Given instruction: Report the count of lines below in which the string "Публичные" occurs; include nothing else.

[START]

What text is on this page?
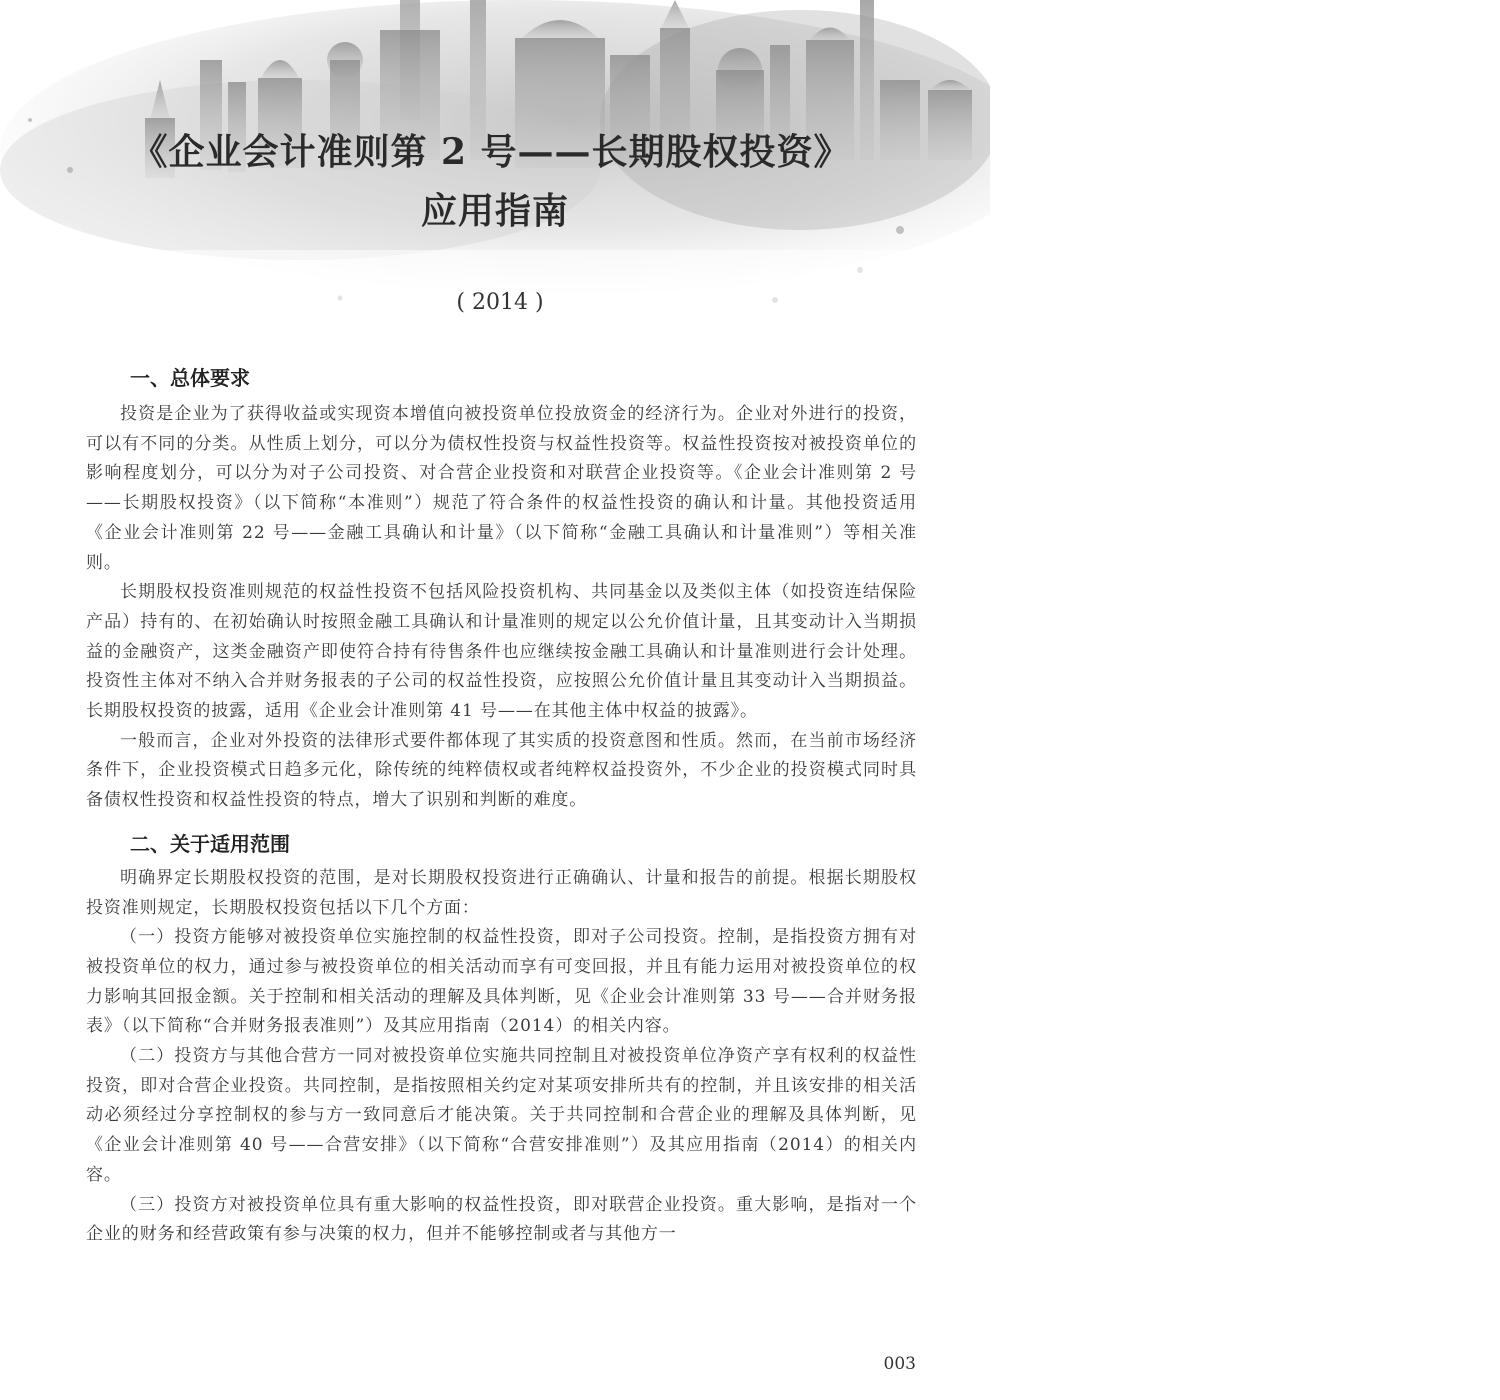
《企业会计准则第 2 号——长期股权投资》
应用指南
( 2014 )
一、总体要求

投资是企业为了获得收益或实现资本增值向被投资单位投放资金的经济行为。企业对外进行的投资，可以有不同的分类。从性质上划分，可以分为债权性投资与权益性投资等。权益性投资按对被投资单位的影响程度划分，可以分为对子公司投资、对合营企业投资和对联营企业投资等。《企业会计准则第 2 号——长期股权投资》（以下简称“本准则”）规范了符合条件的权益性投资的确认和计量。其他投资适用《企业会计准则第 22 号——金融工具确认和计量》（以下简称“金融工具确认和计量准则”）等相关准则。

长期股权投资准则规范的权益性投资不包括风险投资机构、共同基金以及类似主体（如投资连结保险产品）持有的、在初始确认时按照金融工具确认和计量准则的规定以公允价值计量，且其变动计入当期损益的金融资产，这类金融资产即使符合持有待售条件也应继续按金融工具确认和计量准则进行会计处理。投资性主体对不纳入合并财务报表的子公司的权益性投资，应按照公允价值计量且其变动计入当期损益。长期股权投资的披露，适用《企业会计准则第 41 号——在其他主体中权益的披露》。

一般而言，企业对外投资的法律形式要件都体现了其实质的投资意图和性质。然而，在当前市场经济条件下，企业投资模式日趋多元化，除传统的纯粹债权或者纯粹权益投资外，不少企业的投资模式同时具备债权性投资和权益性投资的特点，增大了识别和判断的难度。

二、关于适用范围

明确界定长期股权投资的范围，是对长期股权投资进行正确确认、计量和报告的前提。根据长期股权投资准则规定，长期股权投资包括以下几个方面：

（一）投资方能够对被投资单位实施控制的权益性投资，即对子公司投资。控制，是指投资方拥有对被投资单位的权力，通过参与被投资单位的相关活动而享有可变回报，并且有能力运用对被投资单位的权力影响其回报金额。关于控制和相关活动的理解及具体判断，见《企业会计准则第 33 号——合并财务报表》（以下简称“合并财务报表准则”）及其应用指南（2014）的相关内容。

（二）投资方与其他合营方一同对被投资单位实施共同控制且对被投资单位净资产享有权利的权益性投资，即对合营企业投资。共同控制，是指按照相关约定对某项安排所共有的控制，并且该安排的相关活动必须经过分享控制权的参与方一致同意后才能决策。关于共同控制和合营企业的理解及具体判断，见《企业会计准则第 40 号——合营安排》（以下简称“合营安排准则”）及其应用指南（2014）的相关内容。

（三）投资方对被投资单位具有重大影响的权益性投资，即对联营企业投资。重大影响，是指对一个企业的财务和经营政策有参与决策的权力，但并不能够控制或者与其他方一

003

[END]
[START]

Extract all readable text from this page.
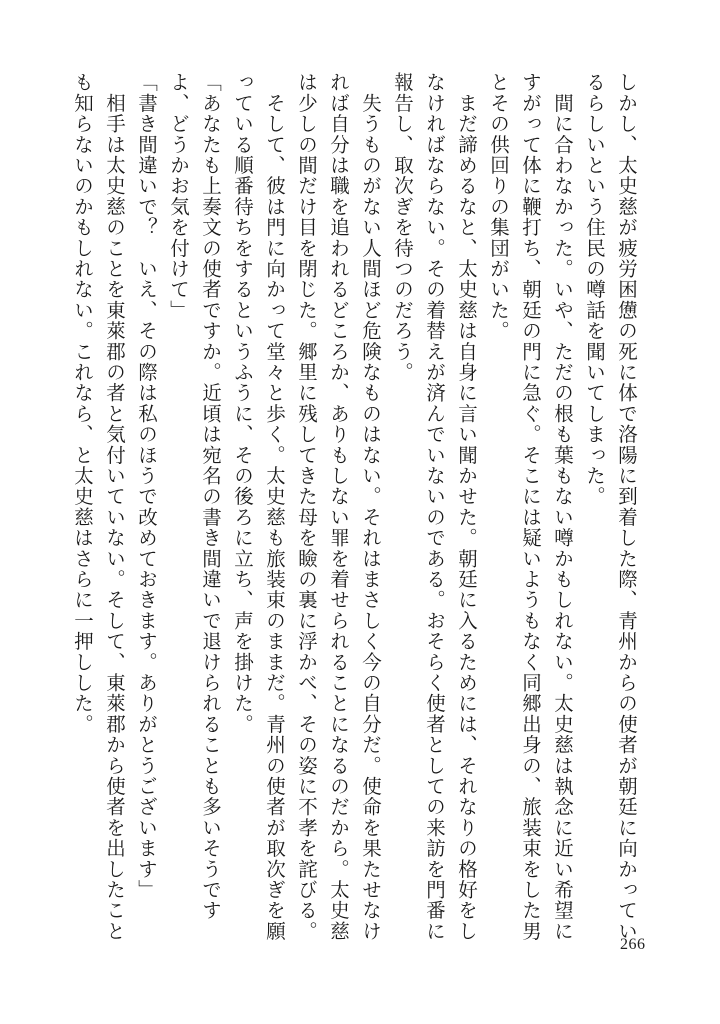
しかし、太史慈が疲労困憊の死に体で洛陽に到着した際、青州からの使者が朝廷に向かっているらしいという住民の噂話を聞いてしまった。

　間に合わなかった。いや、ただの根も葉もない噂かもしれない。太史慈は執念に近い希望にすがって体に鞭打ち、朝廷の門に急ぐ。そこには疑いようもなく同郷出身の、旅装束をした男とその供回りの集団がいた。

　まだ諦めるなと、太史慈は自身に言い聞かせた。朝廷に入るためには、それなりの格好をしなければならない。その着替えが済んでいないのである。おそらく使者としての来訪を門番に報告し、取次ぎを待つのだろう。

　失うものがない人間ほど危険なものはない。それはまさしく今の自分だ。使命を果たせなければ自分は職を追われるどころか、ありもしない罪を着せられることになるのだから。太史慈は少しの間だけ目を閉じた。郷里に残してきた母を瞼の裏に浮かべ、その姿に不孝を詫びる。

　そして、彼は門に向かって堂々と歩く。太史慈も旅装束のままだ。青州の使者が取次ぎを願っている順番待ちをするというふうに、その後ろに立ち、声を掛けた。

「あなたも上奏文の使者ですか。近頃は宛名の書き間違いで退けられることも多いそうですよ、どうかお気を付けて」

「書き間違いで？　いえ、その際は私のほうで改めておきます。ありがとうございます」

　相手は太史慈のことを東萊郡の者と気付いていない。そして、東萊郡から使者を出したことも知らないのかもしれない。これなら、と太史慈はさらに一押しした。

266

[END]
[START]

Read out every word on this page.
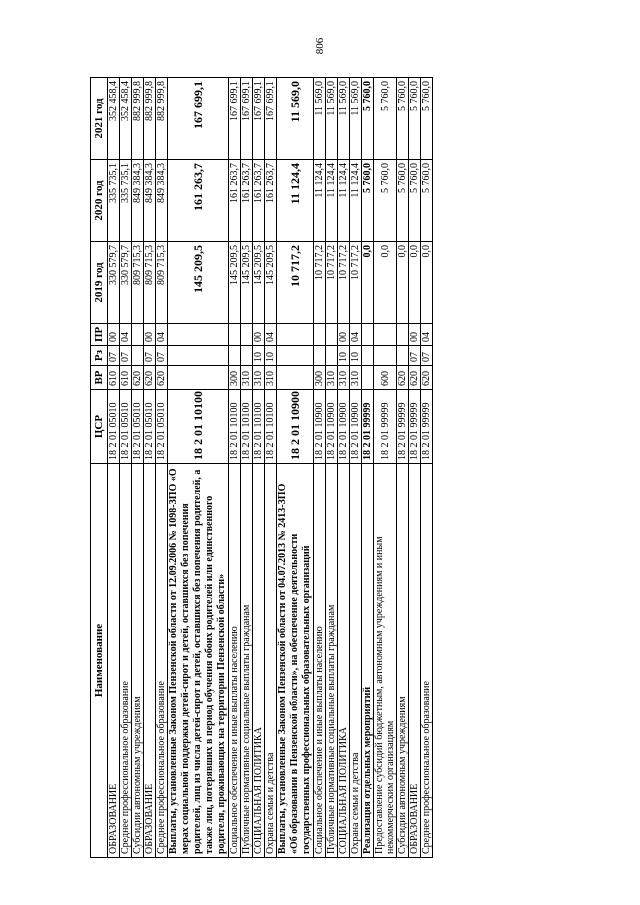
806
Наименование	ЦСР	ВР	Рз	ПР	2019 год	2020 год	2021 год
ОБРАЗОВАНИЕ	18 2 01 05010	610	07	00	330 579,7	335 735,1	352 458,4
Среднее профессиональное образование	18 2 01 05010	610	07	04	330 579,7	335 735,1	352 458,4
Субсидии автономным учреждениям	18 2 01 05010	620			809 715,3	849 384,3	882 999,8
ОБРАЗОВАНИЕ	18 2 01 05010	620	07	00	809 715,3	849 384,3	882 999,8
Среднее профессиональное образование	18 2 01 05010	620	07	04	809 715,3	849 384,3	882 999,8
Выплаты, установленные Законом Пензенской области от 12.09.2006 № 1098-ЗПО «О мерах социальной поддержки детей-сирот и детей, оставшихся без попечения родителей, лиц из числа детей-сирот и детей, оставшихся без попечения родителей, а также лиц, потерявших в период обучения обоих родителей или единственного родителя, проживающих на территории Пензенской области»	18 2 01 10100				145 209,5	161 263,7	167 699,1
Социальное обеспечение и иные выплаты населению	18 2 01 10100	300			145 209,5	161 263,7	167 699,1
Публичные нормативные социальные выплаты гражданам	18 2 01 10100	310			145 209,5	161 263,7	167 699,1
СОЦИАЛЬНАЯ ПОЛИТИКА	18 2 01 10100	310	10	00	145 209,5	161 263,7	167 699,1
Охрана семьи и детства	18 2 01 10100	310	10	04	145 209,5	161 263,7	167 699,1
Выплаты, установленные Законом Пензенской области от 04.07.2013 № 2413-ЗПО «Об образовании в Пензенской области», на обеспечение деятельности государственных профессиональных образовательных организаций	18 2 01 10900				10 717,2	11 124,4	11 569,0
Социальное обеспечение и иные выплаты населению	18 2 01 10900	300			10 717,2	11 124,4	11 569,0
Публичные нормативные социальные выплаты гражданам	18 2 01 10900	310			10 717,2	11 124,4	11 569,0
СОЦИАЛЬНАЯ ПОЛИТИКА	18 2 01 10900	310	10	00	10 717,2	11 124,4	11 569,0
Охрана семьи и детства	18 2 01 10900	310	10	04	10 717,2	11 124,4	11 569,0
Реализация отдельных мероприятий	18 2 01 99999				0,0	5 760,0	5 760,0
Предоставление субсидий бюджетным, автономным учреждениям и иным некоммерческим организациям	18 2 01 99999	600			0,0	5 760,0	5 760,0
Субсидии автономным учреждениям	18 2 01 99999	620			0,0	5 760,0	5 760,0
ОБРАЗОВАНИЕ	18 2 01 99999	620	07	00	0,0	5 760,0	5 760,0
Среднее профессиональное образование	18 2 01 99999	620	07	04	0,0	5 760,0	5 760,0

[END]

Final result: 2